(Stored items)
--- START ---

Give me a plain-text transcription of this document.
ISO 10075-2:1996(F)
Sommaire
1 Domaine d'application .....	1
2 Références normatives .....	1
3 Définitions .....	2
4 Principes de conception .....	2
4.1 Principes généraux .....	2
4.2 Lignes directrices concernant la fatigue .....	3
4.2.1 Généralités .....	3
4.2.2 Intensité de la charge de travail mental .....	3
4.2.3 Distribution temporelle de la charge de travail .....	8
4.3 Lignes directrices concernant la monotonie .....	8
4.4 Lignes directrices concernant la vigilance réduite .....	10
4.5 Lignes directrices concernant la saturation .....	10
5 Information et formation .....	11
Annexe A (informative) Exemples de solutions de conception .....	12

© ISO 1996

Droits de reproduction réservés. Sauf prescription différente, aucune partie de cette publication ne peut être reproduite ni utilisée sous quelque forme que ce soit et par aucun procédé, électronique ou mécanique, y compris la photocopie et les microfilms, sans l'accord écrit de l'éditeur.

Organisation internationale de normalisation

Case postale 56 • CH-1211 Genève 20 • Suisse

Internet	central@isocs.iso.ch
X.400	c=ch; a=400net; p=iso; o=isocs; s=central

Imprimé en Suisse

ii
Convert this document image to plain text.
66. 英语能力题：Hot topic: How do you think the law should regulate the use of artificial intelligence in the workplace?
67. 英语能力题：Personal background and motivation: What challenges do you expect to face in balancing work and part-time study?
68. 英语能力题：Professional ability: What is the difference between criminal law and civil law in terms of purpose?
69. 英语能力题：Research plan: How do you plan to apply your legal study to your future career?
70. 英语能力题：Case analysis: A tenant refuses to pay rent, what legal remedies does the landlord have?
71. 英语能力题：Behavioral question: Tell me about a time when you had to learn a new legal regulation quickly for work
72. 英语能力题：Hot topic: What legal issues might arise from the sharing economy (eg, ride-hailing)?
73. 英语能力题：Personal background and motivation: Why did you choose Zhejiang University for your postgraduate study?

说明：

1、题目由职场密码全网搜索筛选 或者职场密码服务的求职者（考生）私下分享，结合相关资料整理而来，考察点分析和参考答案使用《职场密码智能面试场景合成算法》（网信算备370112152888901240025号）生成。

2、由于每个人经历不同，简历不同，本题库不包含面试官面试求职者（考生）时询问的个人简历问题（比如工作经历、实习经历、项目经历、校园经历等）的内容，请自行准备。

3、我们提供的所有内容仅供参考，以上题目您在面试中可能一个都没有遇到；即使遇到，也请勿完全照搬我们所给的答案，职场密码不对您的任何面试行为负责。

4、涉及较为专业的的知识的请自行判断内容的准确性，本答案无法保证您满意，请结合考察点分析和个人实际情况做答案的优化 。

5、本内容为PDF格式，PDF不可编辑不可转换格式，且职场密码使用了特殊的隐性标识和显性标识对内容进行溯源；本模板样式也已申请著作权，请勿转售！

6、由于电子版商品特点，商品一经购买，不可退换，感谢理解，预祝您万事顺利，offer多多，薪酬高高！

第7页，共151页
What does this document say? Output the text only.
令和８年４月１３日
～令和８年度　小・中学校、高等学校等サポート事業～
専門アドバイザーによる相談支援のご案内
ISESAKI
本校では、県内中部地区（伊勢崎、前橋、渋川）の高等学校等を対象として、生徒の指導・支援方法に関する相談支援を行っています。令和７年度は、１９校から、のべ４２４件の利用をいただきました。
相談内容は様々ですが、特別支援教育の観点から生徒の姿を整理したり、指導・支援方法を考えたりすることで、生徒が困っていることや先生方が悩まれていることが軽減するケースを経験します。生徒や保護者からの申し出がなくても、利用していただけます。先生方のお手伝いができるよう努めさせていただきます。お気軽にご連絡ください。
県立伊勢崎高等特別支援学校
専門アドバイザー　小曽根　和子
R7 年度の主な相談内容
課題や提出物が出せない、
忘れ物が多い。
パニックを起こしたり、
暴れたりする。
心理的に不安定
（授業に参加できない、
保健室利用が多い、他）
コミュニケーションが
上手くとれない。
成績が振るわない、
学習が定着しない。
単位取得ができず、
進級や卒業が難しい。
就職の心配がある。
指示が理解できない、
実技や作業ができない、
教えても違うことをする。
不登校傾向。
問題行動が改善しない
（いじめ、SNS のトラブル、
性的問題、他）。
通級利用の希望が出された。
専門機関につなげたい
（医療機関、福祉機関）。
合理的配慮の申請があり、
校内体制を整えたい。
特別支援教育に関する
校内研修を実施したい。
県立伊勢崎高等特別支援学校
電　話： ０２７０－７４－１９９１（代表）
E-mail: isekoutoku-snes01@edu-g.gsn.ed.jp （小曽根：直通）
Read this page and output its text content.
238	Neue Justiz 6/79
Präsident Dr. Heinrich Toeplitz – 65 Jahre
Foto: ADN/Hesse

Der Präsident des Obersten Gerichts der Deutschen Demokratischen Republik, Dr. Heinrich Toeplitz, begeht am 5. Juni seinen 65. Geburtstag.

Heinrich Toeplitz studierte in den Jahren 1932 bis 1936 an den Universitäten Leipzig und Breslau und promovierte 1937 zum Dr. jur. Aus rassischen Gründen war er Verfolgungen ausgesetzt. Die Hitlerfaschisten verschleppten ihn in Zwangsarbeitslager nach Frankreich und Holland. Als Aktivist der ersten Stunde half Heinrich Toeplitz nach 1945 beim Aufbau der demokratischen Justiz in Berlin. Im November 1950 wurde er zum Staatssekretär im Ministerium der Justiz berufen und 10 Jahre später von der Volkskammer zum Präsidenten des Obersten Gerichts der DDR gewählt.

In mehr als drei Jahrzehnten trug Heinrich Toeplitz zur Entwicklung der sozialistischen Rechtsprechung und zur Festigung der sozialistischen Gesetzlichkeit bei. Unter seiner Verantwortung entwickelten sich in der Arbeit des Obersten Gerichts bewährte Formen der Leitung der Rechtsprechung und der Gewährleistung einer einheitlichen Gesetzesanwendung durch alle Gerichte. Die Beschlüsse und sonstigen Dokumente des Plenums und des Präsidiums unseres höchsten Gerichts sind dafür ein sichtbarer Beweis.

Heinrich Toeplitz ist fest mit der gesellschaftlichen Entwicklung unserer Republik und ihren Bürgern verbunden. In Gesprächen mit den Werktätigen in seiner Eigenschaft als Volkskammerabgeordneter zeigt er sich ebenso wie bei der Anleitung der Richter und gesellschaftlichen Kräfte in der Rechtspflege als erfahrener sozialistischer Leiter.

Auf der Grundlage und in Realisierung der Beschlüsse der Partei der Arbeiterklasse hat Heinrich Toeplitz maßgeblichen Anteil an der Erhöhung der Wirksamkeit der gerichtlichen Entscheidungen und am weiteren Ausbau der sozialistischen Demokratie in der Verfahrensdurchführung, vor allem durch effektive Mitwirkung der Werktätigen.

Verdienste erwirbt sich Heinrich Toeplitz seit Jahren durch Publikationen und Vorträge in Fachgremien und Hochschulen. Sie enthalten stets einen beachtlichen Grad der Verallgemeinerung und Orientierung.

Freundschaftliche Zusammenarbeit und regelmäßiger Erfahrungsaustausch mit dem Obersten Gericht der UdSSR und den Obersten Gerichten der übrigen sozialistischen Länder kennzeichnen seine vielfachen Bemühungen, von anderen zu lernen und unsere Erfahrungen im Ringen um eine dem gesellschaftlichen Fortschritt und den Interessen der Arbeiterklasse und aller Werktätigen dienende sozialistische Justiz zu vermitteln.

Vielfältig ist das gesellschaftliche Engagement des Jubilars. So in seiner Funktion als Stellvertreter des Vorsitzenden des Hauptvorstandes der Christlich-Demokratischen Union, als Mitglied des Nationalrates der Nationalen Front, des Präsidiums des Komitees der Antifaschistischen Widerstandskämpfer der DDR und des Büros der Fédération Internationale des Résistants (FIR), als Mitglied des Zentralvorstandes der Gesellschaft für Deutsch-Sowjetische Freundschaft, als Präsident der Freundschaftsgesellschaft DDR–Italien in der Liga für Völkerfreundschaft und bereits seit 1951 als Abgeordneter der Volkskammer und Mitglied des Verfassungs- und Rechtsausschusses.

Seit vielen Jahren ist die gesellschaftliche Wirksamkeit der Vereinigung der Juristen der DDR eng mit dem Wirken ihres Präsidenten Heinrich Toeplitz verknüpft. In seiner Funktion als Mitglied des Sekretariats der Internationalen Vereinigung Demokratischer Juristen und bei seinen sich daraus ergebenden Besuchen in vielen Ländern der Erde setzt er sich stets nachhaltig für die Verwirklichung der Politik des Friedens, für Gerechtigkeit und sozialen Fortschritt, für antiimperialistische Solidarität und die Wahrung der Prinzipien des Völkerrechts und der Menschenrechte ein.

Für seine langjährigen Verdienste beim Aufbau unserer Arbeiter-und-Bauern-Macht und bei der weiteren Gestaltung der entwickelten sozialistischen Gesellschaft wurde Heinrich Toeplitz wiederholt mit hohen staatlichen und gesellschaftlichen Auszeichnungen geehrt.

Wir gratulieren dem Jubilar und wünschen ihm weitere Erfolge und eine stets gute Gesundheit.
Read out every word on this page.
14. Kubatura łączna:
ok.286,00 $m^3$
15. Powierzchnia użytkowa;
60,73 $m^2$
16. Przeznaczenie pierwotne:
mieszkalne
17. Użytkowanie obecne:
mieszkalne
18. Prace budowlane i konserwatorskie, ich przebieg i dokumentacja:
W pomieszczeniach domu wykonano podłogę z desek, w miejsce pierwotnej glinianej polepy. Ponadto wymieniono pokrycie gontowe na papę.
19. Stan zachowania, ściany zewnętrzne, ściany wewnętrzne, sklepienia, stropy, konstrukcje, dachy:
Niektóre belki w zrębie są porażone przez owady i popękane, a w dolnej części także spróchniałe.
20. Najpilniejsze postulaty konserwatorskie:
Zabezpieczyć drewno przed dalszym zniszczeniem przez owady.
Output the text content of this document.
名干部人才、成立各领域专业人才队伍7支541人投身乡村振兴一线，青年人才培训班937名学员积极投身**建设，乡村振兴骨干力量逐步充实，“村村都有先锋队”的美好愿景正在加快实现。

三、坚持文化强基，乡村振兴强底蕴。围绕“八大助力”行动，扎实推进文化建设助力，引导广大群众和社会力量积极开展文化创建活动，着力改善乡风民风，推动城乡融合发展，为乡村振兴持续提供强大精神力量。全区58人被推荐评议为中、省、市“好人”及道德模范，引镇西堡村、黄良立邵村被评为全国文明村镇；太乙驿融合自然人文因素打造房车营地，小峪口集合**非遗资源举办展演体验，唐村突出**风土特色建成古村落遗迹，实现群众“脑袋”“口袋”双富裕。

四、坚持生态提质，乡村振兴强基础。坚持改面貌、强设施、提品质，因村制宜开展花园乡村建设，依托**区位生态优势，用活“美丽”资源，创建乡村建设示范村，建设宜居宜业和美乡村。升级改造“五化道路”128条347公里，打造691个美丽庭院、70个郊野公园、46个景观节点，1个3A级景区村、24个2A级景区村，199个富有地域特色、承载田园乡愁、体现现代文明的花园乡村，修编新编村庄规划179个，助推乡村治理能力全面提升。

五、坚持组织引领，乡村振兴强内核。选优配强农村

--- END ---

WORK INSTRUCTIONS: Which lines contain the word "konserwatorskie"? Return each of them.

EXERCISE RESULT:
18. Prace budowlane i konserwatorskie, ich przebieg i dokumentacja:
20. Najpilniejsze postulaty konserwatorskie:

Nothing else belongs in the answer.